• 文書
┏━━

2018年10月2日

ただ走り回る。


9月30日、日曜日。
仕事は続き、疲れは溜まり、全身の倦怠感や、痛み、顔の筋肉の軽微な痙攣なども生じてきていた。……。
10月の6日を過ぎれば、少し楽になる(はず)なのだ。
もうちょっと。
日曜日、仕事はあるが、午前中、時間が空いた。
寝ていようかと思ったが、それよりも、走りたがっている。
身体や、心が。
気をつけて。
ちょっとだけ走ることにした。






家を10時前に出る。1時半くらいまで時間がある。
雨具をしっかり持ち、空を見上げて晴れている方へ。
中山峠(国道230号)方面へ走り出した。
まだ、紅葉には早いけれど、早い樹は少しずつ色づき始めている。


峠近く。雲が厚く、風はひんやりとして、今にも雨が落ちてきそうな空模様。
秋が深まっているのを感じる。
やや肌寒い中、秋冬用のウェアは正解だった。
寒くもなく、でも暑くもなく。
ひんやりした空気の中を、ゆきかぜは快調に走っていく。

峠をそのまま駆け下り、止まることなく、国道276号線を、喜茂別から京極町へ。
そのまま北上して、いつもの農道へやってきた。


羊蹄山。今日は雲を被っているが、この姿も雄々しく、美しい。
羊蹄のふもとの秋は、石狩よりも少し、進みが早いように思えた。



同じ場所、振り返ると、収穫した芋が、大型ケースに入れられて出荷を待っている。
イタドリの葉が、もう茶色く枯れ始めていた。
先日、カモの親子がいた水路は、もう水を抜かれて、コンクリの底を見せていた。


収穫の終わった畑。まだのところもある。
向こうに雲を被っているのは、ニセコの山々だ。

ちょっと風に吹かれたら、出発する。
今日は時間がない。
身体も、心も、走ることを求めている。
あまり、止まらない。
トイレ休憩もしなかった。
はっきり止まったのは、ここだけになった。


走りながら。

畑の向こうに羊蹄山が見え、


農道は広く、交通量はほぼ皆無で、
ゆきかぜのおとなしめの排気音が、ぱかぱかと、響く。

┗━━

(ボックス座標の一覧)
┏━━

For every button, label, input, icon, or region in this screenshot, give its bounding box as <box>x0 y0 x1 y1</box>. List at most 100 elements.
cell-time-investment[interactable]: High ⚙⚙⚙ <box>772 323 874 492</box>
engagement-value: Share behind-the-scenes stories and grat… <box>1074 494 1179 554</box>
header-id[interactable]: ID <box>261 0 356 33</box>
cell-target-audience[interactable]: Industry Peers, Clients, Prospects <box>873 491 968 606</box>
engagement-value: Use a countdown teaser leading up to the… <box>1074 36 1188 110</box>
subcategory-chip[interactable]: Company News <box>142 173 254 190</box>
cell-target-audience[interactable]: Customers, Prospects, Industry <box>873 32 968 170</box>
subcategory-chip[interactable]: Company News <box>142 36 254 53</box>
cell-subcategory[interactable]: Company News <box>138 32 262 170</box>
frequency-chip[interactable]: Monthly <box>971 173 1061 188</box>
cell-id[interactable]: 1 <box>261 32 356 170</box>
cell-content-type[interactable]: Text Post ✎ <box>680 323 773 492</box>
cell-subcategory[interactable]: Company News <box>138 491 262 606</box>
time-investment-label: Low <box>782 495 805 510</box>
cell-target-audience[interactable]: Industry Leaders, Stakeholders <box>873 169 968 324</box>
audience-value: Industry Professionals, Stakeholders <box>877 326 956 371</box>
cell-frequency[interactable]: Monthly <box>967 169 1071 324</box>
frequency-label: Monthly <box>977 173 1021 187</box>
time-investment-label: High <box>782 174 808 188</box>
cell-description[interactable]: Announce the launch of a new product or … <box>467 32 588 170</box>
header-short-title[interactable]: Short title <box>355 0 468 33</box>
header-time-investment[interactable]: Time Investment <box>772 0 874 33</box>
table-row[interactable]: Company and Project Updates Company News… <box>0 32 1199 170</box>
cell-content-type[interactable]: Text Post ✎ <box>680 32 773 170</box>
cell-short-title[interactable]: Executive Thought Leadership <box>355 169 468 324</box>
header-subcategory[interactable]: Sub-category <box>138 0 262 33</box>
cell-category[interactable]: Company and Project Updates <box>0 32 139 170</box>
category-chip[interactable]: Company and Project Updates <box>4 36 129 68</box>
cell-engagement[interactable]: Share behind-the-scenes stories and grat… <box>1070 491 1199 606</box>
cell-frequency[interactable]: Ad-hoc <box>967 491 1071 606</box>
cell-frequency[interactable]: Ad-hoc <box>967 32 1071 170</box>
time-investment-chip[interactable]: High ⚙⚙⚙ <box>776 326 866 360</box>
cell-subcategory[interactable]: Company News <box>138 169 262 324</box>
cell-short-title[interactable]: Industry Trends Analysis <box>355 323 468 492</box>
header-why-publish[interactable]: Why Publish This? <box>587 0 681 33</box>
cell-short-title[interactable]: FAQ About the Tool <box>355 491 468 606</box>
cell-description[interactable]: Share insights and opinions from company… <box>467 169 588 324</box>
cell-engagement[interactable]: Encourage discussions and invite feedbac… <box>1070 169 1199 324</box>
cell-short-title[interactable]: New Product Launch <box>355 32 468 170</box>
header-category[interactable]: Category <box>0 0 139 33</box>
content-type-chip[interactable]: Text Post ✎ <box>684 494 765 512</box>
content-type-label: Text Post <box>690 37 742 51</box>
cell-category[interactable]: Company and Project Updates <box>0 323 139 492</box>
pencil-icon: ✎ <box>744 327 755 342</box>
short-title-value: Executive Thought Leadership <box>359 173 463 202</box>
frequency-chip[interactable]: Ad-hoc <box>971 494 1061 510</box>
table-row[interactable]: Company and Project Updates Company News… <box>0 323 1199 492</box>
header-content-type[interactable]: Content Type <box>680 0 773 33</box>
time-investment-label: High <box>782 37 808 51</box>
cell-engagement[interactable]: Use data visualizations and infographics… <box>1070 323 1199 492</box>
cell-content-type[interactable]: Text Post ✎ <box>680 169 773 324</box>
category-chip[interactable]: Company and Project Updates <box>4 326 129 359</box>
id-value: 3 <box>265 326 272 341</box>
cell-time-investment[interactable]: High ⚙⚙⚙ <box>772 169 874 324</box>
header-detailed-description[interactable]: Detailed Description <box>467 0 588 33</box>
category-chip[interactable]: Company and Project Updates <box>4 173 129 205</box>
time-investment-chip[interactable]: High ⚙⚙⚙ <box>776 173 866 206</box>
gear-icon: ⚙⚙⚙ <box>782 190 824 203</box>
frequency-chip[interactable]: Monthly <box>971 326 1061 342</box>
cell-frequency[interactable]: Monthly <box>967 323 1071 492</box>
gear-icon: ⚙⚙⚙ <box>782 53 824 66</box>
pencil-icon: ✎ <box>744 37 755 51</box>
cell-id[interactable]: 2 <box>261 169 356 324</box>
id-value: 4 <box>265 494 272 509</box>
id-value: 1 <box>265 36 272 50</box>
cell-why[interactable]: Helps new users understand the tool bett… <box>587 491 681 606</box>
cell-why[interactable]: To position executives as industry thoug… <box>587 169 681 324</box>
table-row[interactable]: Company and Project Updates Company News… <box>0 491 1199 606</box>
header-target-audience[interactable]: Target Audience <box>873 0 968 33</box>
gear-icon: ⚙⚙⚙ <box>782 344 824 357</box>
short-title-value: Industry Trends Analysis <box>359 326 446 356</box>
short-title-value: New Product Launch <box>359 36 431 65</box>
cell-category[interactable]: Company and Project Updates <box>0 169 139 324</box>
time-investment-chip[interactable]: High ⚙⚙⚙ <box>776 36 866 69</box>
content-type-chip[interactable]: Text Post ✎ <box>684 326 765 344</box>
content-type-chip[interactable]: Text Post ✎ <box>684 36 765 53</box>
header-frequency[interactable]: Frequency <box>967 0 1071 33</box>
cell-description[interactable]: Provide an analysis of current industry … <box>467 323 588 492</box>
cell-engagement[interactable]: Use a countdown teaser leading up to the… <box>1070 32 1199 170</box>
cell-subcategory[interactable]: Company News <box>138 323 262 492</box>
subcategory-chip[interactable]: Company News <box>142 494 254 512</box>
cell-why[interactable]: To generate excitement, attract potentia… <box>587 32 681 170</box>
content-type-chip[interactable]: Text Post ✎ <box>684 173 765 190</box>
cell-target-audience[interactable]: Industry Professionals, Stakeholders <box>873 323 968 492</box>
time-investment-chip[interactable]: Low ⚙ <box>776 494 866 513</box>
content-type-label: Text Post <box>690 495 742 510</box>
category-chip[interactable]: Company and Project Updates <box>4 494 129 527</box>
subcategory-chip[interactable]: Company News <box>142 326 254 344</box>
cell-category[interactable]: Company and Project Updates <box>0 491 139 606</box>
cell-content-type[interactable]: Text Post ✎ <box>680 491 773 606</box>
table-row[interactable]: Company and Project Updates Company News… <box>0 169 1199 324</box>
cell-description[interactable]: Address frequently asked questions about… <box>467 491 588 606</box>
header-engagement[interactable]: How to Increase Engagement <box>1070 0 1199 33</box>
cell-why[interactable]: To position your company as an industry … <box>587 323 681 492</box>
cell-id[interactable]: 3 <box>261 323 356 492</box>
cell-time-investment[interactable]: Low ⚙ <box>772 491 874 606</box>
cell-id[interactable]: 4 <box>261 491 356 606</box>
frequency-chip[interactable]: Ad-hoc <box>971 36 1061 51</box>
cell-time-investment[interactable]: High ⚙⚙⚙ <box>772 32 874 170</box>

┗━━

• 課題内容
記事の内容をもとに、次の問いに答えなさい。
(a) 書き手が家を出たのは何時前か。
(b) 中山峠は何号の国道にあるか。
(c) 先日カモの親子がいた水路は、どのような状態になっていたか。

• 解答結果
(a) 10時前
(b) 国道230号
(c) 水を抜かれて、コンクリの底を見せていた。